Exercise directions
Write out each line beneath this one exactly as it reads.

[Excerpts from a figure dataset]
"""

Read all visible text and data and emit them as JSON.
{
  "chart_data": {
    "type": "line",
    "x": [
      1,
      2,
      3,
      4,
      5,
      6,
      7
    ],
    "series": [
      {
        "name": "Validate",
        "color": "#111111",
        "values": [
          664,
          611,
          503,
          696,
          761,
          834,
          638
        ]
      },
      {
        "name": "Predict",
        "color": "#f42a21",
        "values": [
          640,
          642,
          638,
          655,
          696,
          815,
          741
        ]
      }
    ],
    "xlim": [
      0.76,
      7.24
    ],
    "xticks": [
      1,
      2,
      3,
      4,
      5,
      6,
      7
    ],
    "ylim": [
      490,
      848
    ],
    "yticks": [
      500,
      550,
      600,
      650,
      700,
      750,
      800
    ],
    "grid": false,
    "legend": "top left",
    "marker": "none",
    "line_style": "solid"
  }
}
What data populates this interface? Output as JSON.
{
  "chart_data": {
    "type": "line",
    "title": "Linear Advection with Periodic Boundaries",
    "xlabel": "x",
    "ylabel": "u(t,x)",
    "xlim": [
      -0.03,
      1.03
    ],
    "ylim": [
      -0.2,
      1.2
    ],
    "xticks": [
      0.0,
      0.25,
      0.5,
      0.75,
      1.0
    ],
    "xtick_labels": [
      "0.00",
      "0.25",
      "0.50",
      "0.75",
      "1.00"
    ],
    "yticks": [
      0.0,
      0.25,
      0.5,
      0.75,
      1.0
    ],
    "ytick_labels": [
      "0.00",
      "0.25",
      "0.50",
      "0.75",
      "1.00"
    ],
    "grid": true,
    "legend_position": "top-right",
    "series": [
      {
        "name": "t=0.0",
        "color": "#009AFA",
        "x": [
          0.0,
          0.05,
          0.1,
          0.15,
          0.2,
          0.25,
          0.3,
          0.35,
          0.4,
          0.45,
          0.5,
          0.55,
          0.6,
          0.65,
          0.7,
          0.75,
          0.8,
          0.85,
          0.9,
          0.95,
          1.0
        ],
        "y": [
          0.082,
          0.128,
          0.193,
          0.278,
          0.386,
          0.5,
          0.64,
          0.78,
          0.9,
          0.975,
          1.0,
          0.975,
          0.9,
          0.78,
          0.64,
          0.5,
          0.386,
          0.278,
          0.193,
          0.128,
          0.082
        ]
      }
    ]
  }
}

"""

Task output
Read all visible text and data and emit them as JSON.
{
  "chart_data": {
    "type": "line",
    "x": [
      1,
      2,
      3,
      4,
      5,
      6,
      7
    ],
    "series": [
      {
        "name": "Validate",
        "color": "#111111",
        "values": [
          664,
          611,
          503,
          696,
          761,
          834,
          638
        ]
      },
      {
        "name": "Predict",
        "color": "#f42a21",
        "values": [
          640,
          642,
          638,
          655,
          696,
          815,
          741
        ]
      }
    ],
    "xlim": [
      0.76,
      7.24
    ],
    "xticks": [
      1,
      2,
      3,
      4,
      5,
      6,
      7
    ],
    "ylim": [
      490,
      848
    ],
    "yticks": [
      500,
      550,
      600,
      650,
      700,
      750,
      800
    ],
    "grid": false,
    "legend": "top left",
    "marker": "none",
    "line_style": "solid"
  }
}
What data populates this interface? Output as JSON.
{
  "chart_data": {
    "type": "line",
    "title": "Linear Advection with Periodic Boundaries",
    "xlabel": "x",
    "ylabel": "u(t,x)",
    "xlim": [
      -0.03,
      1.03
    ],
    "ylim": [
      -0.2,
      1.2
    ],
    "xticks": [
      0.0,
      0.25,
      0.5,
      0.75,
      1.0
    ],
    "xtick_labels": [
      "0.00",
      "0.25",
      "0.50",
      "0.75",
      "1.00"
    ],
    "yticks": [
      0.0,
      0.25,
      0.5,
      0.75,
      1.0
    ],
    "ytick_labels": [
      "0.00",
      "0.25",
      "0.50",
      "0.75",
      "1.00"
    ],
    "grid": true,
    "legend_position": "top-right",
    "series": [
      {
        "name": "t=0.0",
        "color": "#009AFA",
        "x": [
          0.0,
          0.05,
          0.1,
          0.15,
          0.2,
          0.25,
          0.3,
          0.35,
          0.4,
          0.45,
          0.5,
          0.55,
          0.6,
          0.65,
          0.7,
          0.75,
          0.8,
          0.85,
          0.9,
          0.95,
          1.0
        ],
        "y": [
          0.082,
          0.128,
          0.193,
          0.278,
          0.386,
          0.5,
          0.64,
          0.78,
          0.9,
          0.975,
          1.0,
          0.975,
          0.9,
          0.78,
          0.64,
          0.5,
          0.386,
          0.278,
          0.193,
          0.128,
          0.082
        ]
      }
    ]
  }
}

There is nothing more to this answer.